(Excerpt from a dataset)
========================================

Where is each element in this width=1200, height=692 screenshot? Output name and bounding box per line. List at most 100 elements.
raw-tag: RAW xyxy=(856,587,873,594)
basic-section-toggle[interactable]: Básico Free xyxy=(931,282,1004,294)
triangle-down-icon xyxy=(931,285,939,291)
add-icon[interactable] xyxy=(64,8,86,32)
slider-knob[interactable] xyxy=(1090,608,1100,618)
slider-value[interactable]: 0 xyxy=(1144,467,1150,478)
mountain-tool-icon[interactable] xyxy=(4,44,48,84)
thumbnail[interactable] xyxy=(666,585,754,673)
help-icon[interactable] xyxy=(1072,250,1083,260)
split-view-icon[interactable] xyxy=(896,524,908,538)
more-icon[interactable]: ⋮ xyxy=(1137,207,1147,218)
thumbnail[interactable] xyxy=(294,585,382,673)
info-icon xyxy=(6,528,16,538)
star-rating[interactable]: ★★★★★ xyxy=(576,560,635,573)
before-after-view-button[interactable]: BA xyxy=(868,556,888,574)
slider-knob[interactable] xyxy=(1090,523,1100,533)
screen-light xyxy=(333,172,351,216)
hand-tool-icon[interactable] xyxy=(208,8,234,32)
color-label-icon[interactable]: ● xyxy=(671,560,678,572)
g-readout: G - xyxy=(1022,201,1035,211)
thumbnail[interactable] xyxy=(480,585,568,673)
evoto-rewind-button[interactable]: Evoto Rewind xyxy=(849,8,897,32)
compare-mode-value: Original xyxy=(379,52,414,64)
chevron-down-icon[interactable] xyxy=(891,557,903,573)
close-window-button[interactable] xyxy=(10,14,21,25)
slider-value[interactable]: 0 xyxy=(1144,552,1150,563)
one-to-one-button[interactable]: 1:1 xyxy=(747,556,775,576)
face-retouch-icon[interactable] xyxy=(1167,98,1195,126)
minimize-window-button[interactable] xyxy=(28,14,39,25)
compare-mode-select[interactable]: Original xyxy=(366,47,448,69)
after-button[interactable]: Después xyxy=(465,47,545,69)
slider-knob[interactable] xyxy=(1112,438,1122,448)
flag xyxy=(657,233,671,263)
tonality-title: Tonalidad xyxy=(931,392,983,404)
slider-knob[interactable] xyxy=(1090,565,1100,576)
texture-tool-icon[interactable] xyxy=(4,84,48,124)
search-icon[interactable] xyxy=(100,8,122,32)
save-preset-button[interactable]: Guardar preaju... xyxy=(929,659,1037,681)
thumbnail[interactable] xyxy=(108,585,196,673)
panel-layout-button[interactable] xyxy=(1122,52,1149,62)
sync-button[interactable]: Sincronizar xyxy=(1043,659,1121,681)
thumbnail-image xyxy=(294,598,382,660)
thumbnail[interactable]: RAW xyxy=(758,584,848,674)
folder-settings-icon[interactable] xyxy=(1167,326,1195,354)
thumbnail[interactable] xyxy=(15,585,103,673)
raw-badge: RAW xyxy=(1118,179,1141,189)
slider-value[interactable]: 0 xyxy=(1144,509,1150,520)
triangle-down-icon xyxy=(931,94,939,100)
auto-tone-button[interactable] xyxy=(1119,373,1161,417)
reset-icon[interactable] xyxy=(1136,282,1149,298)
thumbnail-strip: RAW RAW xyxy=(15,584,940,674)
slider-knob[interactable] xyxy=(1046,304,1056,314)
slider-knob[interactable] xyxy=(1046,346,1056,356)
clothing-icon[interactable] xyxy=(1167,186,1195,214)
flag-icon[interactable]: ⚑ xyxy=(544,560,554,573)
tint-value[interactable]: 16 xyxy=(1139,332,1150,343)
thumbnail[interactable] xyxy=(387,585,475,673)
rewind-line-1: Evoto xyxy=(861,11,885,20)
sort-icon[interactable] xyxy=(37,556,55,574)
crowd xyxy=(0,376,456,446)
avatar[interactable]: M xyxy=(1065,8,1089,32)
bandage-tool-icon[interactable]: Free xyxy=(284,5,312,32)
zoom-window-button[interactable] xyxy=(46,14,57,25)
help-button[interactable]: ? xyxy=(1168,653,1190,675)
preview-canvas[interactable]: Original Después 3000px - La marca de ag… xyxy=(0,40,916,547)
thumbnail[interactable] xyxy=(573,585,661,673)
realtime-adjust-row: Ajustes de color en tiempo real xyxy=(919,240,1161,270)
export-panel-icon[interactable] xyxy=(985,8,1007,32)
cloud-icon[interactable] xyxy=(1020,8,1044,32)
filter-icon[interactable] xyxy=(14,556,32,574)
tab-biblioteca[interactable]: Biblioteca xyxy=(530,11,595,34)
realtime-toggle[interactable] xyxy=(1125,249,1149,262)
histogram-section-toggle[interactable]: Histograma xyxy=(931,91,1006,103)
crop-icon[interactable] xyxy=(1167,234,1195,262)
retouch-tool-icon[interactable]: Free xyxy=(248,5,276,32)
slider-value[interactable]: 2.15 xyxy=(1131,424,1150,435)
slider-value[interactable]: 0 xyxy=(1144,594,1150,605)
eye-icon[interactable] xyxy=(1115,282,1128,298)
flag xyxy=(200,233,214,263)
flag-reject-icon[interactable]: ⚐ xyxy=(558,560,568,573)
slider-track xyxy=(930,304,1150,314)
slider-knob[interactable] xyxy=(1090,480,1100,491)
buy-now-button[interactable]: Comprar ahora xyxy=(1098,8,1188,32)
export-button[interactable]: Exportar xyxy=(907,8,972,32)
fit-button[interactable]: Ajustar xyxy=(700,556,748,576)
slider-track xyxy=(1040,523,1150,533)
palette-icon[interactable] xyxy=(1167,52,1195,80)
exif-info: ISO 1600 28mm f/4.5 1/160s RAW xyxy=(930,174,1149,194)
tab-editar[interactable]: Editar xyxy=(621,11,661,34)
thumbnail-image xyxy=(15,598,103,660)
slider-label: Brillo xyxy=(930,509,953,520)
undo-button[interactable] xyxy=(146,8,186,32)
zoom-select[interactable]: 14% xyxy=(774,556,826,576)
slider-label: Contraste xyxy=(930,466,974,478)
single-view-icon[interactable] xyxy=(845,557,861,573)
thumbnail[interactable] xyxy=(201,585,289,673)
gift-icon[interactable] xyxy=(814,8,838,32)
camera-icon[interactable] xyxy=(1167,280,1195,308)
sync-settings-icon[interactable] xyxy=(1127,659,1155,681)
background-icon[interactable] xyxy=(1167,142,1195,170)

========================================

■ Stated task ■
Render the lines as a numbered list with blank lines omitted, starting at the first line and ending at the line that contains "hand-tool-icon[interactable] xyxy=(208,8,234,32)".

■ Task response ■
1. Where is each element in this width=1200, height=692 screenshot? Output name and bounding box per line. List at most 100 elements.
2. raw-tag: RAW xyxy=(856,587,873,594)
3. basic-section-toggle[interactable]: Básico Free xyxy=(931,282,1004,294)
4. triangle-down-icon xyxy=(931,285,939,291)
5. add-icon[interactable] xyxy=(64,8,86,32)
6. slider-knob[interactable] xyxy=(1090,608,1100,618)
7. slider-value[interactable]: 0 xyxy=(1144,467,1150,478)
8. mountain-tool-icon[interactable] xyxy=(4,44,48,84)
9. thumbnail[interactable] xyxy=(666,585,754,673)
10. help-icon[interactable] xyxy=(1072,250,1083,260)
11. split-view-icon[interactable] xyxy=(896,524,908,538)
12. more-icon[interactable]: ⋮ xyxy=(1137,207,1147,218)
13. thumbnail[interactable] xyxy=(294,585,382,673)
14. info-icon xyxy=(6,528,16,538)
15. star-rating[interactable]: ★★★★★ xyxy=(576,560,635,573)
16. before-after-view-button[interactable]: BA xyxy=(868,556,888,574)
17. slider-knob[interactable] xyxy=(1090,523,1100,533)
18. screen-light xyxy=(333,172,351,216)
19. hand-tool-icon[interactable] xyxy=(208,8,234,32)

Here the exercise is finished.